## Begin

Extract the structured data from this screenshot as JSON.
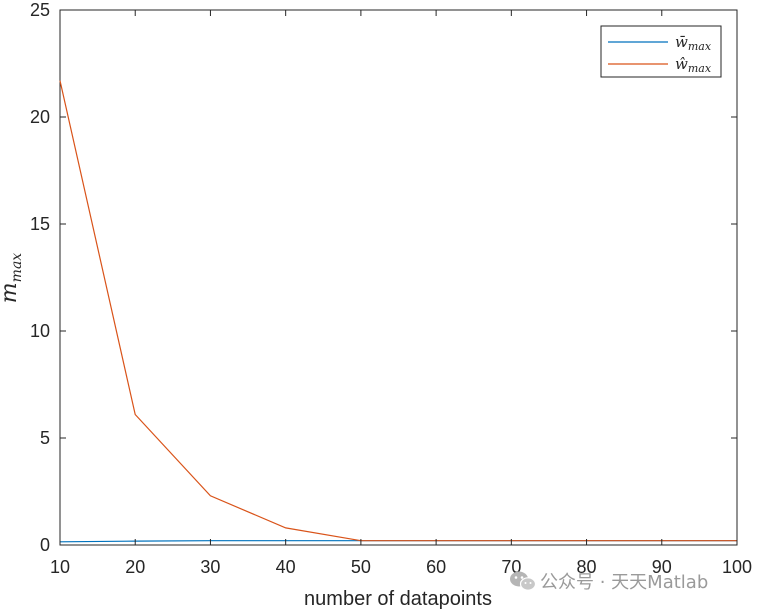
{
  "chart_data": {
    "type": "line",
    "x": [
      10,
      20,
      30,
      40,
      50,
      60,
      70,
      80,
      90,
      100
    ],
    "xlim": [
      10,
      100
    ],
    "ylim": [
      0,
      25
    ],
    "xticks": [
      "10",
      "20",
      "30",
      "40",
      "50",
      "60",
      "70",
      "80",
      "90",
      "100"
    ],
    "yticks": [
      "0",
      "5",
      "10",
      "15",
      "20",
      "25"
    ],
    "xlabel": "number of datapoints",
    "ylabel": "m",
    "ylabel_sub": "max",
    "grid": false,
    "legend_position": "top-right",
    "series": [
      {
        "name_base": "w̄",
        "name_sub": "max",
        "color": "#0072BD",
        "values": [
          0.15,
          0.18,
          0.2,
          0.2,
          0.2,
          0.2,
          0.2,
          0.2,
          0.2,
          0.2
        ]
      },
      {
        "name_base": "ŵ",
        "name_sub": "max",
        "color": "#D95319",
        "values": [
          21.7,
          6.1,
          2.3,
          0.8,
          0.2,
          0.2,
          0.2,
          0.2,
          0.2,
          0.2
        ]
      }
    ]
  },
  "watermark": {
    "icon": "wechat-icon",
    "text": "公众号 · 天天Matlab"
  }
}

## End

WRITTEN REQUEST:
Your task is to retype all the entries exactly and leave out any pictures.

TASK RESULT:
Extract the structured data from this screenshot as JSON.
{
  "chart_data": {
    "type": "line",
    "x": [
      10,
      20,
      30,
      40,
      50,
      60,
      70,
      80,
      90,
      100
    ],
    "xlim": [
      10,
      100
    ],
    "ylim": [
      0,
      25
    ],
    "xticks": [
      "10",
      "20",
      "30",
      "40",
      "50",
      "60",
      "70",
      "80",
      "90",
      "100"
    ],
    "yticks": [
      "0",
      "5",
      "10",
      "15",
      "20",
      "25"
    ],
    "xlabel": "number of datapoints",
    "ylabel": "m",
    "ylabel_sub": "max",
    "grid": false,
    "legend_position": "top-right",
    "series": [
      {
        "name_base": "w̄",
        "name_sub": "max",
        "color": "#0072BD",
        "values": [
          0.15,
          0.18,
          0.2,
          0.2,
          0.2,
          0.2,
          0.2,
          0.2,
          0.2,
          0.2
        ]
      },
      {
        "name_base": "ŵ",
        "name_sub": "max",
        "color": "#D95319",
        "values": [
          21.7,
          6.1,
          2.3,
          0.8,
          0.2,
          0.2,
          0.2,
          0.2,
          0.2,
          0.2
        ]
      }
    ]
  },
  "watermark": {
    "icon": "wechat-icon",
    "text": "公众号 · 天天Matlab"
  }
}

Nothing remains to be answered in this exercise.